** Start of Supplied data **

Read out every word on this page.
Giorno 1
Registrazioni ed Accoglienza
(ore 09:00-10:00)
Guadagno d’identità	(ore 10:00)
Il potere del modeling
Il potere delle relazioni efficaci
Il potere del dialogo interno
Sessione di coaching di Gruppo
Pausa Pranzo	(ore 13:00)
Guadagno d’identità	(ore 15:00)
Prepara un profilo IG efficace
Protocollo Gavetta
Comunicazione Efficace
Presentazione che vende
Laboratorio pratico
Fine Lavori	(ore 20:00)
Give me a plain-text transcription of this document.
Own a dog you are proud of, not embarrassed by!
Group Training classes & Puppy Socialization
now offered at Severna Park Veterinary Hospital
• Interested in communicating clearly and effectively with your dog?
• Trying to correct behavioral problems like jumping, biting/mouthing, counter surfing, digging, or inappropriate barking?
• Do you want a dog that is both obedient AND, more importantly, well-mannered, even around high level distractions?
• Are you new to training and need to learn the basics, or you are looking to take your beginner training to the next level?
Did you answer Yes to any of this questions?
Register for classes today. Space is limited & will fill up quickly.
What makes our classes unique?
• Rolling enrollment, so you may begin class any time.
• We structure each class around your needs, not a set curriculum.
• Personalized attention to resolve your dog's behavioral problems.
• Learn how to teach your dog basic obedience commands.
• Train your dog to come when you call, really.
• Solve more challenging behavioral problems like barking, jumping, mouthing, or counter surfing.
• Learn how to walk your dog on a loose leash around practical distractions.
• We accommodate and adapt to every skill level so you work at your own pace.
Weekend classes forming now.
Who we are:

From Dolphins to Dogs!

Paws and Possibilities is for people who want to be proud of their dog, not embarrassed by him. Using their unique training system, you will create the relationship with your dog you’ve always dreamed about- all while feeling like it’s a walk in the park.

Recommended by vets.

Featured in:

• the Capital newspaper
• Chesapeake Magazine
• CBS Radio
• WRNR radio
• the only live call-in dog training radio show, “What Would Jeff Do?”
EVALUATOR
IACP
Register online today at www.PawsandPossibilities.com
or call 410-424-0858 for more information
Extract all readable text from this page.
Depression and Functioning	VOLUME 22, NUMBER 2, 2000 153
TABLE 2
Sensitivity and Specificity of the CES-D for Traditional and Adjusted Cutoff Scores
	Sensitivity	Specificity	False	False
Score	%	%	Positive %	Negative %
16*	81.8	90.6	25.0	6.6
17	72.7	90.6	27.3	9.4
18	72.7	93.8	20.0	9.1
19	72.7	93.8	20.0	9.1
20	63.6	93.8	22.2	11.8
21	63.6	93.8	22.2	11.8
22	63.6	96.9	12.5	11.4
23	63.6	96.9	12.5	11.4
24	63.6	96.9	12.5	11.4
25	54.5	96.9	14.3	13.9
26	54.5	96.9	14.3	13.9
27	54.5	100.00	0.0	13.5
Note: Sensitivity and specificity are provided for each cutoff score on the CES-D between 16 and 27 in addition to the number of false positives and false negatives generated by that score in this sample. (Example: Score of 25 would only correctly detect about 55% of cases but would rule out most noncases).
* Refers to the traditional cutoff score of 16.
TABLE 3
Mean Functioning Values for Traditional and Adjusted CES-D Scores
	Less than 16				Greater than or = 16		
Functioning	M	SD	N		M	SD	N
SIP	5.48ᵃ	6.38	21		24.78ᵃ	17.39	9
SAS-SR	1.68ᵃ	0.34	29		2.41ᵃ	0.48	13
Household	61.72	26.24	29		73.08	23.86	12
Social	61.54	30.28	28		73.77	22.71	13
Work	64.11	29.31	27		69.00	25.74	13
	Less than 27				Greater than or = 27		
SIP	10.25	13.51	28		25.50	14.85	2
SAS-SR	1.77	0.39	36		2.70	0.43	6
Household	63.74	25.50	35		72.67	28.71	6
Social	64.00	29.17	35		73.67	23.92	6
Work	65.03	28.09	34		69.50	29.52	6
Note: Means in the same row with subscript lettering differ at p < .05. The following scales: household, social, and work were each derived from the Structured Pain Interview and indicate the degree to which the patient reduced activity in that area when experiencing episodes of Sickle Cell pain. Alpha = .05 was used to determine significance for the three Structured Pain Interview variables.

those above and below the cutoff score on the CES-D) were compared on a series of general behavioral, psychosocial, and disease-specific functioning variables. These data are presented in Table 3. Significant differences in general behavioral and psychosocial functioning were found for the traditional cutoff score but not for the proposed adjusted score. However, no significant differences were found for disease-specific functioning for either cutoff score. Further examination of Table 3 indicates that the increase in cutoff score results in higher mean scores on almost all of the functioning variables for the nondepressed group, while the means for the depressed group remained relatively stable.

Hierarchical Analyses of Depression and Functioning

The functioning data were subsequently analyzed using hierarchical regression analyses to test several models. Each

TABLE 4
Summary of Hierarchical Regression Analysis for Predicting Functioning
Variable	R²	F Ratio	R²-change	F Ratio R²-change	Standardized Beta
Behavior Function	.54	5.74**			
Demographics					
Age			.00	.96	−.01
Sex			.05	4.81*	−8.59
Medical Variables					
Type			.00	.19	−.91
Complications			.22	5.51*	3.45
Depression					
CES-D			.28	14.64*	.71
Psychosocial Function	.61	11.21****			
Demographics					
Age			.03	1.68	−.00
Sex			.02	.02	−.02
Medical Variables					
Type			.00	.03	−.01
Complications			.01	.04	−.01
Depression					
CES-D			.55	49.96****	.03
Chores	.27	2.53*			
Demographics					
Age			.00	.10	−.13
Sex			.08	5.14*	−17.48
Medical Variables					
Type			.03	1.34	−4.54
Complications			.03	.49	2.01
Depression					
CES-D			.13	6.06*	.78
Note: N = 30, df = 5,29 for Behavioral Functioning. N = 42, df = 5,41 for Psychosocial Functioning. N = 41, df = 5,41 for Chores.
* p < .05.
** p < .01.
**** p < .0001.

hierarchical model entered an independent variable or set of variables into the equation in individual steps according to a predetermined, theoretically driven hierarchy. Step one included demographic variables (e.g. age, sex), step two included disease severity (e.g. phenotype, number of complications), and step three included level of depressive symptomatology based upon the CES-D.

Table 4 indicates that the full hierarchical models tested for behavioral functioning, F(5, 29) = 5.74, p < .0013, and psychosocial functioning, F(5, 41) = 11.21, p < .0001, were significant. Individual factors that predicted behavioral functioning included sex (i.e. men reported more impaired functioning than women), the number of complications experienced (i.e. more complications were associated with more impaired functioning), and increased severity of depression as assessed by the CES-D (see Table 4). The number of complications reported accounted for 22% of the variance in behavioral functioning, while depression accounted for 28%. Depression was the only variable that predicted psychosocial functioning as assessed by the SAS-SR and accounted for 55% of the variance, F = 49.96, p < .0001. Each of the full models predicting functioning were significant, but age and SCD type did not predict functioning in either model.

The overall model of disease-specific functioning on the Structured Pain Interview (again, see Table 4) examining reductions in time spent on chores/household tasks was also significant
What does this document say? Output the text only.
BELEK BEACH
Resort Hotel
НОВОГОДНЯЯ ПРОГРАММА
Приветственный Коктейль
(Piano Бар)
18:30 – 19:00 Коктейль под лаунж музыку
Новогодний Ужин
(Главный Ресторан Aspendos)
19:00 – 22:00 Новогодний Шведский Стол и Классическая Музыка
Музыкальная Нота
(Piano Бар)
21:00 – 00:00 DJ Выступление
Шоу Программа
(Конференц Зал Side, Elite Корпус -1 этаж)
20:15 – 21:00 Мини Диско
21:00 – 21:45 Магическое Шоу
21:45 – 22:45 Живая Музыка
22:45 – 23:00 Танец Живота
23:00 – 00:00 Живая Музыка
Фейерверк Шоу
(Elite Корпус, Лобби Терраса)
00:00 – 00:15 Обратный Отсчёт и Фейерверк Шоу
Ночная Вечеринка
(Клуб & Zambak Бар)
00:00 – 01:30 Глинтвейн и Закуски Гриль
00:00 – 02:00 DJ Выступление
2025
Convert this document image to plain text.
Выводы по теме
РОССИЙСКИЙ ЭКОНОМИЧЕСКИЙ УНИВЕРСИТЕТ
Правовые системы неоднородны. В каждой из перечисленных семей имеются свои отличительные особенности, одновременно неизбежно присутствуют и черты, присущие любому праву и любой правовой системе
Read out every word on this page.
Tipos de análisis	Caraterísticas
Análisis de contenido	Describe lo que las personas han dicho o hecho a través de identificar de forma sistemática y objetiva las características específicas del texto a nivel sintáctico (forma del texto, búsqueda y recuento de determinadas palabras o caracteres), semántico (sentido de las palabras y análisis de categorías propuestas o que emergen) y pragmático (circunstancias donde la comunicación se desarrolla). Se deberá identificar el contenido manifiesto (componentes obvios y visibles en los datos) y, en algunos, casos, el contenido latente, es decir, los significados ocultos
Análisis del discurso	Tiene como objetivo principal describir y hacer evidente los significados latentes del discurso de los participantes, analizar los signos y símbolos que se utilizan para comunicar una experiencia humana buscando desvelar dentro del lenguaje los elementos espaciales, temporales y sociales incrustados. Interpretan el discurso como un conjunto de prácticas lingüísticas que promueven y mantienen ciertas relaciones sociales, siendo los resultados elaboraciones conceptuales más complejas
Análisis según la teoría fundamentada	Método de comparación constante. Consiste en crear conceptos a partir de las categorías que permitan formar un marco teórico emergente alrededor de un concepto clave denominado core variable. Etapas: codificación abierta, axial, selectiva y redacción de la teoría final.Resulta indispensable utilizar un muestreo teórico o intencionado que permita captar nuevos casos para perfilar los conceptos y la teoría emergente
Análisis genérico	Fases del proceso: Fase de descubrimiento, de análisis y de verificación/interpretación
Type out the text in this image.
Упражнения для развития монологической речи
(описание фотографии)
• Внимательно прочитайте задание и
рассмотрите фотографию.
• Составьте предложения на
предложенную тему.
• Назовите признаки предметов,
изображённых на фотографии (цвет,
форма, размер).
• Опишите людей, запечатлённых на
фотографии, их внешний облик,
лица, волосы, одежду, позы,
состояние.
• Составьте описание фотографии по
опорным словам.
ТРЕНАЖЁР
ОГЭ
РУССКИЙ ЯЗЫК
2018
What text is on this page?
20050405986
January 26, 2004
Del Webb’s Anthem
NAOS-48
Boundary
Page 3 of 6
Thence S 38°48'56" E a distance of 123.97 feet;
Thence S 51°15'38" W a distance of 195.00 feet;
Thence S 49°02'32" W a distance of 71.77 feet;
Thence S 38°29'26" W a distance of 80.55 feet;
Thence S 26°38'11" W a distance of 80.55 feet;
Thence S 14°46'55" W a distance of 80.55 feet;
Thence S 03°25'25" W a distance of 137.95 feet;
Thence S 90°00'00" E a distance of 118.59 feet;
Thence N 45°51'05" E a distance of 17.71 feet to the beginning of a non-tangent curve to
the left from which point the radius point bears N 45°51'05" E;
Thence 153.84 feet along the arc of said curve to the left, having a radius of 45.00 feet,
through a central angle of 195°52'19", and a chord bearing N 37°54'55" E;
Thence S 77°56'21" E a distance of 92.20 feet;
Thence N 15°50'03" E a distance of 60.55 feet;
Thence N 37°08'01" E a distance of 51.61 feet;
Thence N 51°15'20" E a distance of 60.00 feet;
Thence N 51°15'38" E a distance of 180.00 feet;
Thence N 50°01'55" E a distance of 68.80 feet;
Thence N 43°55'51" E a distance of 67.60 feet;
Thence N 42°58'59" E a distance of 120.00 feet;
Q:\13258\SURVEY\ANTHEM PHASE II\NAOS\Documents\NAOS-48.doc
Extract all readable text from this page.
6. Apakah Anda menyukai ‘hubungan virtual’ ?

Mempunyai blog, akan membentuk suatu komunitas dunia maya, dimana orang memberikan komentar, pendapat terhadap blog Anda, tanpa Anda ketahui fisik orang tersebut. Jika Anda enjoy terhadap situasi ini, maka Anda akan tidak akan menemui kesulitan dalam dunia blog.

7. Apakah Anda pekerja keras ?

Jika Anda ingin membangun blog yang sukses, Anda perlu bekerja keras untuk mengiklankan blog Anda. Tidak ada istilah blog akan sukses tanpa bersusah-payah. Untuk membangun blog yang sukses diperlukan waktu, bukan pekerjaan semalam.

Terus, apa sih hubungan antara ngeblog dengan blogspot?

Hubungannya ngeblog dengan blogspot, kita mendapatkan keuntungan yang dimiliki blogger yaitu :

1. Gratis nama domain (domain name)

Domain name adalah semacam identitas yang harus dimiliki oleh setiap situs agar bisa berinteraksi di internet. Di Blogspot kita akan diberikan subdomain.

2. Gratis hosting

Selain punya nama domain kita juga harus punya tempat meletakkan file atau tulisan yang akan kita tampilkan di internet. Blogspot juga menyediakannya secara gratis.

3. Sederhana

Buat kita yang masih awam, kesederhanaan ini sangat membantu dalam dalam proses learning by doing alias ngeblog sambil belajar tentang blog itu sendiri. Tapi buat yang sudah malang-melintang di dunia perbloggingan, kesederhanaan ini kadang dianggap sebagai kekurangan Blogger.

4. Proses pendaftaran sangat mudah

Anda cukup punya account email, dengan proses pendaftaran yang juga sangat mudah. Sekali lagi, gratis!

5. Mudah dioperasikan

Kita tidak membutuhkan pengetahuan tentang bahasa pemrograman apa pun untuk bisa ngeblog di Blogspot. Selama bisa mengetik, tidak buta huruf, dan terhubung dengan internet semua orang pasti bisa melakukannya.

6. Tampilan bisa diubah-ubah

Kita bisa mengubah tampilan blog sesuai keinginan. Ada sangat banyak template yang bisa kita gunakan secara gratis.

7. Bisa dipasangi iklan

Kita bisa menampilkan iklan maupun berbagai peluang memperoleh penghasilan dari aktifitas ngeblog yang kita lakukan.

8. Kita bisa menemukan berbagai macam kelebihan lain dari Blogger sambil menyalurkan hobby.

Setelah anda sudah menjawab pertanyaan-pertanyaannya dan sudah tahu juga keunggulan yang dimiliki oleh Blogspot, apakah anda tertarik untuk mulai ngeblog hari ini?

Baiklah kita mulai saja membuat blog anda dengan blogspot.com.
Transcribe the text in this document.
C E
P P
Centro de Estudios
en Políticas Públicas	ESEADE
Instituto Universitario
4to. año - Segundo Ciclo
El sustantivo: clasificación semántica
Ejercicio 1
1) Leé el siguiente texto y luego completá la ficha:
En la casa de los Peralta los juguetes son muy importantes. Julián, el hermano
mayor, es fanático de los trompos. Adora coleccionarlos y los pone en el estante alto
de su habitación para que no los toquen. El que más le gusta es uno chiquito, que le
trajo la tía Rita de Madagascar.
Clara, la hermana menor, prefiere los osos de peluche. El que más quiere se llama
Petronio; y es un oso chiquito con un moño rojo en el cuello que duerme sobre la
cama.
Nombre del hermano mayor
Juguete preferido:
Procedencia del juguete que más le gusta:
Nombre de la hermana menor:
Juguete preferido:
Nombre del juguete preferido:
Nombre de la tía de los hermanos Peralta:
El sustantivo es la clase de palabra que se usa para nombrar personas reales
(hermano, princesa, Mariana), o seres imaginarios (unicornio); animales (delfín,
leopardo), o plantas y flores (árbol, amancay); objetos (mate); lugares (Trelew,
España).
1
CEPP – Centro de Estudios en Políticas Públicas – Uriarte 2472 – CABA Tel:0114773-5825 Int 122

** End of Supplied data **

Look through the records and gather each line with the word "gusta".

- Correct output -
de su habitación para que no los toquen. El que más le gusta es uno chiquito, que le
Procedencia del juguete que más le gusta:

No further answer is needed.